### Task directions
Extract the complete data exactly as given.

Records excerpted from a collection

** begin **

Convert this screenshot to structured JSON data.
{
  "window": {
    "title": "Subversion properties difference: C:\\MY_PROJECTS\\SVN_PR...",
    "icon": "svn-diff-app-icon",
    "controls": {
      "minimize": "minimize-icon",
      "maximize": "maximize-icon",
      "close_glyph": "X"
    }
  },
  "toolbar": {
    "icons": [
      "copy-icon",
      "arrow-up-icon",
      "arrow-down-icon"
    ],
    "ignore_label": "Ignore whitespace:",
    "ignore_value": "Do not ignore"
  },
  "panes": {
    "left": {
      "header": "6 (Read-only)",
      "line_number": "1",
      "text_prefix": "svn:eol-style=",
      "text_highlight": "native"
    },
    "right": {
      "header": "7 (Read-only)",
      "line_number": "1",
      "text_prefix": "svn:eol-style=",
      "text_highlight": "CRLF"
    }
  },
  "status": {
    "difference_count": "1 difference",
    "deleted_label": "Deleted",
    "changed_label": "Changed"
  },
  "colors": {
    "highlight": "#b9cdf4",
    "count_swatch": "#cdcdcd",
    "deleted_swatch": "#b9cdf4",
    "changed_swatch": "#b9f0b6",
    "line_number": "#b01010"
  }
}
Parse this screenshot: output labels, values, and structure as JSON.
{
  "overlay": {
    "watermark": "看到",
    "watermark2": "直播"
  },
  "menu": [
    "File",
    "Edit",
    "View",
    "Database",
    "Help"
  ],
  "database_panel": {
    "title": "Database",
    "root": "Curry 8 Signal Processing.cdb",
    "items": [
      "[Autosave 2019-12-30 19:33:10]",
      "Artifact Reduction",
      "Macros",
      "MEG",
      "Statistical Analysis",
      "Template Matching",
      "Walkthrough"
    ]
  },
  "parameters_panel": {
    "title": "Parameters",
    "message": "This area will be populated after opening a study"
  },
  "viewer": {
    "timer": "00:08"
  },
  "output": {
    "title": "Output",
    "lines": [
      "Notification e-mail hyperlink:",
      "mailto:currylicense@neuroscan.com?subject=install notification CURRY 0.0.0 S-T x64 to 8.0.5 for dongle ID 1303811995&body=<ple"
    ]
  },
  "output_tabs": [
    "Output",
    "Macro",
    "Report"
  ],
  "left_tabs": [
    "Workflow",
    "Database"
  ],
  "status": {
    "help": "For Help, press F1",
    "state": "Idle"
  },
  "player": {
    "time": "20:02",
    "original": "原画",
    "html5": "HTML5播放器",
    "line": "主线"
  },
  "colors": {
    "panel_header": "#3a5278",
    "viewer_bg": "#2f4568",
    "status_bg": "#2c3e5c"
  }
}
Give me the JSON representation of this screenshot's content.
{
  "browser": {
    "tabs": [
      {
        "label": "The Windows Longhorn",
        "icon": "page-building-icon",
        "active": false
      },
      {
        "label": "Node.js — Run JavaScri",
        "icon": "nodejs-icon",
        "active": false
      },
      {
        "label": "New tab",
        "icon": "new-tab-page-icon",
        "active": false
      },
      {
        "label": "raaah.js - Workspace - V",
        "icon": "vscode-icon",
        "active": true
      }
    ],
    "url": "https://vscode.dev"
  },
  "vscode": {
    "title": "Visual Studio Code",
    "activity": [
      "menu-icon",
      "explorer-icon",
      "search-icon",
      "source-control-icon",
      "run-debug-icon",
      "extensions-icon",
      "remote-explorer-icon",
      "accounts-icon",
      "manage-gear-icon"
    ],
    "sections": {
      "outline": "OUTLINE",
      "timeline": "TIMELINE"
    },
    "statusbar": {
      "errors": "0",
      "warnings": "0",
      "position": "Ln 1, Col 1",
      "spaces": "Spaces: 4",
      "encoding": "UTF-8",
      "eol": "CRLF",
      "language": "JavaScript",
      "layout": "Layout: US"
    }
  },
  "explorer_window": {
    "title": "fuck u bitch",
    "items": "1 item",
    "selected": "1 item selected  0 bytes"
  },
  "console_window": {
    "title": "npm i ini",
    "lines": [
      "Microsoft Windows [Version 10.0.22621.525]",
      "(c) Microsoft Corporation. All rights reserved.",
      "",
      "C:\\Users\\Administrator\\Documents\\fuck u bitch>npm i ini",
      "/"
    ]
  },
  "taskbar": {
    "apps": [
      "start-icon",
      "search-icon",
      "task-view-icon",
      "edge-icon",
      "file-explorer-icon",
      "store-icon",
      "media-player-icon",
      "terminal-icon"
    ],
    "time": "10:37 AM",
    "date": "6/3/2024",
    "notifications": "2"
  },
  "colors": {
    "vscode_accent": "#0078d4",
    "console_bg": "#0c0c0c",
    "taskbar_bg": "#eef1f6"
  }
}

** end **

### Full answer
Convert this screenshot to structured JSON data.
{
  "window": {
    "title": "Subversion properties difference: C:\\MY_PROJECTS\\SVN_PR...",
    "icon": "svn-diff-app-icon",
    "controls": {
      "minimize": "minimize-icon",
      "maximize": "maximize-icon",
      "close_glyph": "X"
    }
  },
  "toolbar": {
    "icons": [
      "copy-icon",
      "arrow-up-icon",
      "arrow-down-icon"
    ],
    "ignore_label": "Ignore whitespace:",
    "ignore_value": "Do not ignore"
  },
  "panes": {
    "left": {
      "header": "6 (Read-only)",
      "line_number": "1",
      "text_prefix": "svn:eol-style=",
      "text_highlight": "native"
    },
    "right": {
      "header": "7 (Read-only)",
      "line_number": "1",
      "text_prefix": "svn:eol-style=",
      "text_highlight": "CRLF"
    }
  },
  "status": {
    "difference_count": "1 difference",
    "deleted_label": "Deleted",
    "changed_label": "Changed"
  },
  "colors": {
    "highlight": "#b9cdf4",
    "count_swatch": "#cdcdcd",
    "deleted_swatch": "#b9cdf4",
    "changed_swatch": "#b9f0b6",
    "line_number": "#b01010"
  }
}
Parse this screenshot: output labels, values, and structure as JSON.
{
  "overlay": {
    "watermark": "看到",
    "watermark2": "直播"
  },
  "menu": [
    "File",
    "Edit",
    "View",
    "Database",
    "Help"
  ],
  "database_panel": {
    "title": "Database",
    "root": "Curry 8 Signal Processing.cdb",
    "items": [
      "[Autosave 2019-12-30 19:33:10]",
      "Artifact Reduction",
      "Macros",
      "MEG",
      "Statistical Analysis",
      "Template Matching",
      "Walkthrough"
    ]
  },
  "parameters_panel": {
    "title": "Parameters",
    "message": "This area will be populated after opening a study"
  },
  "viewer": {
    "timer": "00:08"
  },
  "output": {
    "title": "Output",
    "lines": [
      "Notification e-mail hyperlink:",
      "mailto:currylicense@neuroscan.com?subject=install notification CURRY 0.0.0 S-T x64 to 8.0.5 for dongle ID 1303811995&body=<ple"
    ]
  },
  "output_tabs": [
    "Output",
    "Macro",
    "Report"
  ],
  "left_tabs": [
    "Workflow",
    "Database"
  ],
  "status": {
    "help": "For Help, press F1",
    "state": "Idle"
  },
  "player": {
    "time": "20:02",
    "original": "原画",
    "html5": "HTML5播放器",
    "line": "主线"
  },
  "colors": {
    "panel_header": "#3a5278",
    "viewer_bg": "#2f4568",
    "status_bg": "#2c3e5c"
  }
}
Give me the JSON representation of this screenshot's content.
{
  "browser": {
    "tabs": [
      {
        "label": "The Windows Longhorn",
        "icon": "page-building-icon",
        "active": false
      },
      {
        "label": "Node.js — Run JavaScri",
        "icon": "nodejs-icon",
        "active": false
      },
      {
        "label": "New tab",
        "icon": "new-tab-page-icon",
        "active": false
      },
      {
        "label": "raaah.js - Workspace - V",
        "icon": "vscode-icon",
        "active": true
      }
    ],
    "url": "https://vscode.dev"
  },
  "vscode": {
    "title": "Visual Studio Code",
    "activity": [
      "menu-icon",
      "explorer-icon",
      "search-icon",
      "source-control-icon",
      "run-debug-icon",
      "extensions-icon",
      "remote-explorer-icon",
      "accounts-icon",
      "manage-gear-icon"
    ],
    "sections": {
      "outline": "OUTLINE",
      "timeline": "TIMELINE"
    },
    "statusbar": {
      "errors": "0",
      "warnings": "0",
      "position": "Ln 1, Col 1",
      "spaces": "Spaces: 4",
      "encoding": "UTF-8",
      "eol": "CRLF",
      "language": "JavaScript",
      "layout": "Layout: US"
    }
  },
  "explorer_window": {
    "title": "fuck u bitch",
    "items": "1 item",
    "selected": "1 item selected  0 bytes"
  },
  "console_window": {
    "title": "npm i ini",
    "lines": [
      "Microsoft Windows [Version 10.0.22621.525]",
      "(c) Microsoft Corporation. All rights reserved.",
      "",
      "C:\\Users\\Administrator\\Documents\\fuck u bitch>npm i ini",
      "/"
    ]
  },
  "taskbar": {
    "apps": [
      "start-icon",
      "search-icon",
      "task-view-icon",
      "edge-icon",
      "file-explorer-icon",
      "store-icon",
      "media-player-icon",
      "terminal-icon"
    ],
    "time": "10:37 AM",
    "date": "6/3/2024",
    "notifications": "2"
  },
  "colors": {
    "vscode_accent": "#0078d4",
    "console_bg": "#0c0c0c",
    "taskbar_bg": "#eef1f6"
  }
}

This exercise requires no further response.